## Problem to work on
Go over the entries below line by line, copying each one that contains the word "xlabel".
[START Stored records]
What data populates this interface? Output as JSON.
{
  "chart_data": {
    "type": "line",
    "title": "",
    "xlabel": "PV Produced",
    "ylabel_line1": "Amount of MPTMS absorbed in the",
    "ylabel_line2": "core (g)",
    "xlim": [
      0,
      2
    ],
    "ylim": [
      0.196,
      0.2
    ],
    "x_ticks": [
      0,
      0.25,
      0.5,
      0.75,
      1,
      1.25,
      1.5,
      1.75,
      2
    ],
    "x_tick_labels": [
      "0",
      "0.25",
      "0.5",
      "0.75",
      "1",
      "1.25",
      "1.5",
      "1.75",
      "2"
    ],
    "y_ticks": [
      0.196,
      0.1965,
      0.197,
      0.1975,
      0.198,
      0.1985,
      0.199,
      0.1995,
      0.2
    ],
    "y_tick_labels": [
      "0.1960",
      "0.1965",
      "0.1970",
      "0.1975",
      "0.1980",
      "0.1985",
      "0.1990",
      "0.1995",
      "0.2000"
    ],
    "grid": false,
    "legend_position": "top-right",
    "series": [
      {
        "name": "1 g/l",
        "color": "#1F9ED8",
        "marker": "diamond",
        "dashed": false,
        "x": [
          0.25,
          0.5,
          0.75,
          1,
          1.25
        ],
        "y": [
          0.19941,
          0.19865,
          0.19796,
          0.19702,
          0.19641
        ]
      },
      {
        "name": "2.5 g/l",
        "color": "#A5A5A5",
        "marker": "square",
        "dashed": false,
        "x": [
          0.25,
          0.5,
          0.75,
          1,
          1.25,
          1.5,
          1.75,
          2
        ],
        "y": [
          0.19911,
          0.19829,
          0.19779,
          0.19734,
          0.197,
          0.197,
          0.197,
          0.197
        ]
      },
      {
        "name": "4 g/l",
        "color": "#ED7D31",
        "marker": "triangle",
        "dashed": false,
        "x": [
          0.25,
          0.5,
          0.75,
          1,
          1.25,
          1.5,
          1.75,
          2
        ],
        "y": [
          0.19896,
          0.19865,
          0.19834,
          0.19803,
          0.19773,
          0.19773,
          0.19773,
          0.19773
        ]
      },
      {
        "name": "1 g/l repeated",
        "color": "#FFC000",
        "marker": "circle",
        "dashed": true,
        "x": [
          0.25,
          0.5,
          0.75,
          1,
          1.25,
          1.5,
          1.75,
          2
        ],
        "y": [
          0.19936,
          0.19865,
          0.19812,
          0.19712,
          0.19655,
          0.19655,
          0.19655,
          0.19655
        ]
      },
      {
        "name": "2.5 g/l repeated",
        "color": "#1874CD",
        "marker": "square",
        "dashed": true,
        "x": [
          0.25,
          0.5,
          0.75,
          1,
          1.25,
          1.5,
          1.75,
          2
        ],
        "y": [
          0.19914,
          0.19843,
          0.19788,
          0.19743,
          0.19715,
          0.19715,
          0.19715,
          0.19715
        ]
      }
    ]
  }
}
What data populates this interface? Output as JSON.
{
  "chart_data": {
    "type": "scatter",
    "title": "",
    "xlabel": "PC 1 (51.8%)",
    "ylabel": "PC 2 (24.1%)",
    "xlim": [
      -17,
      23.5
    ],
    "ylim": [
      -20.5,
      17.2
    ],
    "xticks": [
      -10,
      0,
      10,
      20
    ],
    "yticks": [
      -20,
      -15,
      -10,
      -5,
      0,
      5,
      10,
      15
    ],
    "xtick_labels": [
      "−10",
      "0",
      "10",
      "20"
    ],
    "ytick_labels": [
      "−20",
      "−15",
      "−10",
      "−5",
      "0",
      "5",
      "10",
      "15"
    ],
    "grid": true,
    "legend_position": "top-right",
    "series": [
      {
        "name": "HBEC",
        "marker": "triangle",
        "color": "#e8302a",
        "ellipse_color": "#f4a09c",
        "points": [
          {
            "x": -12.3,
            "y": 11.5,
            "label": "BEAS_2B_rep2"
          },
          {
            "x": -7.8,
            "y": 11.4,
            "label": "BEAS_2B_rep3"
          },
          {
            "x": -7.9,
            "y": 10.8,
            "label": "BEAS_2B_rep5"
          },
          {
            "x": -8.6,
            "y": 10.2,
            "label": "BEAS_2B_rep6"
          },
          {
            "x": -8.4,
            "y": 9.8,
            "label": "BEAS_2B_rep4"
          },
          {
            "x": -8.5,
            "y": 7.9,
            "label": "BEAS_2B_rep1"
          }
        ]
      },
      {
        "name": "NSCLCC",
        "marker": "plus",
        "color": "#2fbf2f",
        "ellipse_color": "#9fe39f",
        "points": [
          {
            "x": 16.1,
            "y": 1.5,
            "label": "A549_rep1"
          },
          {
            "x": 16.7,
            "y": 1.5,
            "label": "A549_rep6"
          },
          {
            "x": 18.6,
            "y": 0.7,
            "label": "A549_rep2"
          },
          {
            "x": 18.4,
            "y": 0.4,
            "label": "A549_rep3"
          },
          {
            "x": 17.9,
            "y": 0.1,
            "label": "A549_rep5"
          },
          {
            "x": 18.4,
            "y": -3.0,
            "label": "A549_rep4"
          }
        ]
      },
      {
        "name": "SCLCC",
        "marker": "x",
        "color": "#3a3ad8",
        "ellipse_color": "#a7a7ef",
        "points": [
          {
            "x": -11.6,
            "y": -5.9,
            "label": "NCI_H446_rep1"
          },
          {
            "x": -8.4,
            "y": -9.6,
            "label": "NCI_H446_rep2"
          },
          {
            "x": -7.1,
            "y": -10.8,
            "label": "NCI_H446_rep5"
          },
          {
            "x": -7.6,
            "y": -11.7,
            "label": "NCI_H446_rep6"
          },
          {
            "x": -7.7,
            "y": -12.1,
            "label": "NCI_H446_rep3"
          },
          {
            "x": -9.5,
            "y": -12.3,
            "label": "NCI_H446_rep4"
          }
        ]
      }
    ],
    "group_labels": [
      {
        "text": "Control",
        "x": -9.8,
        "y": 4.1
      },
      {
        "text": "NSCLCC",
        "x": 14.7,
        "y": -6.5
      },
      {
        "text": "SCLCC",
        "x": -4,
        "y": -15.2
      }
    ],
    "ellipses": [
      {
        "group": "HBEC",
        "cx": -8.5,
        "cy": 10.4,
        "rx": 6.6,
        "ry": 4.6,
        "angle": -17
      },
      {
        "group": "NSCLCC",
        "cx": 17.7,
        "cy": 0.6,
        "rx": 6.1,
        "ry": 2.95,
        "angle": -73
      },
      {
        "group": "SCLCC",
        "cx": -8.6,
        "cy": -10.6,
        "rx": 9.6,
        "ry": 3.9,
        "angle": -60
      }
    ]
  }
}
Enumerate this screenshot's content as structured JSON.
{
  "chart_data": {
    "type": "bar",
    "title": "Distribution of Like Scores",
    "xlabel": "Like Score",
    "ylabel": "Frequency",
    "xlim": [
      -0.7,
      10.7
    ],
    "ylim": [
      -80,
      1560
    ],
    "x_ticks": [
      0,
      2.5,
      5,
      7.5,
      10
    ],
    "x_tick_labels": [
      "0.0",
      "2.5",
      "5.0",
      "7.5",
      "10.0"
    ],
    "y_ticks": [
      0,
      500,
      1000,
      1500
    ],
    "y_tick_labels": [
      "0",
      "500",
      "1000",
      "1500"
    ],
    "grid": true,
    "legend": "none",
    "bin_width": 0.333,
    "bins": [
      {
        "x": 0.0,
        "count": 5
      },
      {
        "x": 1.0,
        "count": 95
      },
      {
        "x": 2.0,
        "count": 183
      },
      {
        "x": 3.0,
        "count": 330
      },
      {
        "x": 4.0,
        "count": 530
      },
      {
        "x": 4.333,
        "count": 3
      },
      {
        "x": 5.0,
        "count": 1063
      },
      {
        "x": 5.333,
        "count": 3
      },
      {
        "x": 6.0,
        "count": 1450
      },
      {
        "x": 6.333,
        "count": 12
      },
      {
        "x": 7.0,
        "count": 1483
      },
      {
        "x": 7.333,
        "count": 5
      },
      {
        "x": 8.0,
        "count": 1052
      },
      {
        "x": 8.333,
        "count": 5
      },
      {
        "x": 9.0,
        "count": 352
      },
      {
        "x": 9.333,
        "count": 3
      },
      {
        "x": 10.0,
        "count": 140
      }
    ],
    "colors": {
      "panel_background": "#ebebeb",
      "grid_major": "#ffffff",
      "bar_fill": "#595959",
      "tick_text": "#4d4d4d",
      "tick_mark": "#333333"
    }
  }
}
[END Stored records]
## Complete output
    "xlabel": "PV Produced",
    "xlabel": "PC 1 (51.8%)",
    "xlabel": "Like Score",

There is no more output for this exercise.